▶ **Problem to work on**:
What is needed is the full listing written out exactly, minus the pictures.
[Opening Source material section]
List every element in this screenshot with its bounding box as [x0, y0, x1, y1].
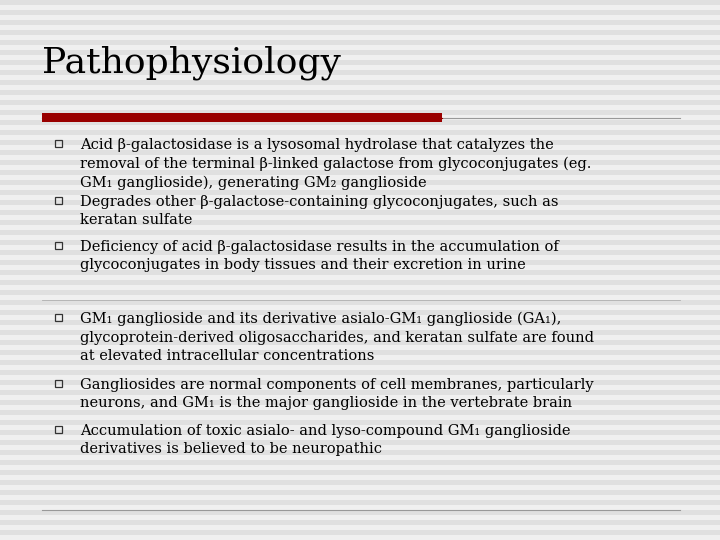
Bar: [0, 20, 720, 25]
Text: GM₁ ganglioside and its derivative asialo-GM₁ ganglioside (GA₁),
glycoprotein-de: GM₁ ganglioside and its derivative asial…: [80, 312, 594, 363]
Bar: [0, 390, 720, 395]
Bar: [0, 280, 720, 285]
Bar: [0, 250, 720, 255]
Bar: [0, 90, 720, 95]
Bar: [0, 440, 720, 445]
Bar: [0, 60, 720, 65]
Bar: [0, 140, 720, 145]
Bar: [0, 460, 720, 465]
Bar: [0, 490, 720, 495]
Bar: [55, 197, 61, 204]
Bar: [0, 290, 720, 295]
Bar: [0, 340, 720, 345]
Bar: [0, 30, 720, 35]
Bar: [0, 410, 720, 415]
Bar: [0, 100, 720, 105]
Bar: [0, 300, 720, 305]
Bar: [0, 430, 720, 435]
Bar: [0, 520, 720, 525]
Text: Gangliosides are normal components of cell membranes, particularly
neurons, and : Gangliosides are normal components of ce…: [80, 378, 593, 410]
Bar: [0, 370, 720, 375]
Bar: [55, 314, 61, 321]
Bar: [0, 450, 720, 455]
Bar: [0, 130, 720, 135]
Bar: [0, 320, 720, 325]
Bar: [42, 113, 442, 122]
Bar: [0, 0, 720, 5]
Bar: [0, 80, 720, 85]
Bar: [0, 150, 720, 155]
Bar: [0, 210, 720, 215]
Text: Degrades other β-galactose-containing glycoconjugates, such as
keratan sulfate: Degrades other β-galactose-containing gl…: [80, 195, 559, 227]
Bar: [0, 270, 720, 275]
Bar: [55, 241, 61, 248]
Bar: [0, 310, 720, 315]
Bar: [0, 240, 720, 245]
Bar: [0, 200, 720, 205]
Bar: [0, 40, 720, 45]
Bar: [0, 70, 720, 75]
Bar: [0, 120, 720, 125]
Bar: [55, 380, 61, 387]
Bar: [0, 50, 720, 55]
Bar: [0, 530, 720, 535]
Bar: [0, 400, 720, 405]
Bar: [0, 330, 720, 335]
Bar: [0, 160, 720, 165]
Bar: [0, 190, 720, 195]
Bar: [0, 360, 720, 365]
Text: Accumulation of toxic asialo- and lyso-compound GM₁ ganglioside
derivatives is b: Accumulation of toxic asialo- and lyso-c…: [80, 424, 570, 456]
Bar: [0, 260, 720, 265]
Text: Deficiency of acid β-galactosidase results in the accumulation of
glycoconjugate: Deficiency of acid β-galactosidase resul…: [80, 240, 559, 272]
Text: Acid β-galactosidase is a lysosomal hydrolase that catalyzes the
removal of the : Acid β-galactosidase is a lysosomal hydr…: [80, 138, 591, 190]
Bar: [0, 470, 720, 475]
Bar: [0, 220, 720, 225]
Bar: [0, 480, 720, 485]
Bar: [0, 510, 720, 515]
Bar: [0, 230, 720, 235]
Bar: [0, 170, 720, 175]
Bar: [55, 139, 61, 146]
Text: Pathophysiology: Pathophysiology: [42, 45, 341, 79]
Bar: [0, 500, 720, 505]
Bar: [0, 350, 720, 355]
Bar: [0, 380, 720, 385]
Bar: [0, 110, 720, 115]
Bar: [0, 180, 720, 185]
Bar: [0, 420, 720, 425]
Bar: [55, 426, 61, 433]
Bar: [0, 10, 720, 15]
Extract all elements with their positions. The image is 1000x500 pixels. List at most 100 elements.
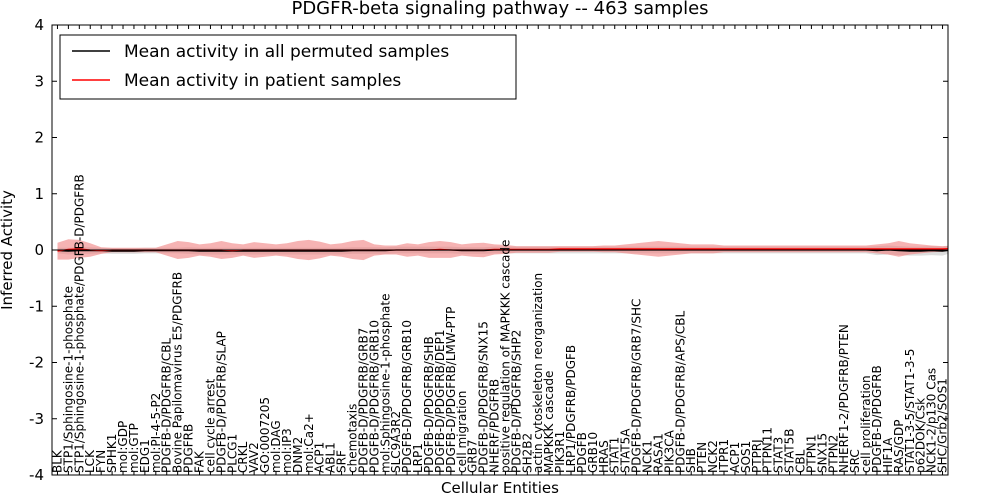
[Closing Source material section]
▶ **Response box**:
List every element in this screenshot with its bounding box as [x0, y0, x1, y1].
Bar: [0, 20, 720, 25]
Text: GM₁ ganglioside and its derivative asialo-GM₁ ganglioside (GA₁),
glycoprotein-de: GM₁ ganglioside and its derivative asial…: [80, 312, 594, 363]
Bar: [0, 390, 720, 395]
Bar: [0, 280, 720, 285]
Bar: [0, 250, 720, 255]
Bar: [0, 90, 720, 95]
Bar: [0, 440, 720, 445]
Bar: [0, 60, 720, 65]
Bar: [0, 140, 720, 145]
Bar: [0, 460, 720, 465]
Bar: [0, 490, 720, 495]
Bar: [55, 197, 61, 204]
Bar: [0, 290, 720, 295]
Bar: [0, 340, 720, 345]
Bar: [0, 30, 720, 35]
Bar: [0, 410, 720, 415]
Bar: [0, 100, 720, 105]
Bar: [0, 300, 720, 305]
Bar: [0, 430, 720, 435]
Bar: [0, 520, 720, 525]
Text: Gangliosides are normal components of cell membranes, particularly
neurons, and : Gangliosides are normal components of ce…: [80, 378, 593, 410]
Bar: [0, 370, 720, 375]
Bar: [55, 314, 61, 321]
Bar: [0, 450, 720, 455]
Bar: [0, 130, 720, 135]
Bar: [0, 320, 720, 325]
Bar: [42, 113, 442, 122]
Bar: [0, 0, 720, 5]
Bar: [0, 80, 720, 85]
Bar: [0, 150, 720, 155]
Bar: [0, 210, 720, 215]
Text: Degrades other β-galactose-containing glycoconjugates, such as
keratan sulfate: Degrades other β-galactose-containing gl…: [80, 195, 559, 227]
Bar: [0, 270, 720, 275]
Bar: [55, 241, 61, 248]
Bar: [0, 310, 720, 315]
Bar: [0, 240, 720, 245]
Bar: [0, 200, 720, 205]
Bar: [0, 40, 720, 45]
Bar: [0, 70, 720, 75]
Bar: [0, 120, 720, 125]
Bar: [55, 380, 61, 387]
Bar: [0, 50, 720, 55]
Bar: [0, 530, 720, 535]
Bar: [0, 400, 720, 405]
Bar: [0, 330, 720, 335]
Bar: [0, 160, 720, 165]
Bar: [0, 190, 720, 195]
Bar: [0, 360, 720, 365]
Text: Accumulation of toxic asialo- and lyso-compound GM₁ ganglioside
derivatives is b: Accumulation of toxic asialo- and lyso-c…: [80, 424, 570, 456]
Bar: [0, 260, 720, 265]
Text: Deficiency of acid β-galactosidase results in the accumulation of
glycoconjugate: Deficiency of acid β-galactosidase resul…: [80, 240, 559, 272]
Text: Acid β-galactosidase is a lysosomal hydrolase that catalyzes the
removal of the : Acid β-galactosidase is a lysosomal hydr…: [80, 138, 591, 190]
Bar: [0, 470, 720, 475]
Bar: [0, 220, 720, 225]
Bar: [0, 480, 720, 485]
Bar: [0, 510, 720, 515]
Bar: [0, 230, 720, 235]
Bar: [0, 170, 720, 175]
Bar: [55, 139, 61, 146]
Text: Pathophysiology: Pathophysiology: [42, 45, 341, 79]
Bar: [0, 500, 720, 505]
Bar: [0, 350, 720, 355]
Bar: [0, 380, 720, 385]
Bar: [0, 110, 720, 115]
Bar: [0, 180, 720, 185]
Bar: [0, 420, 720, 425]
Bar: [55, 426, 61, 433]
Bar: [0, 10, 720, 15]
Extract all elements with their positions. The image is 1000x500 pixels. List at most 100 elements.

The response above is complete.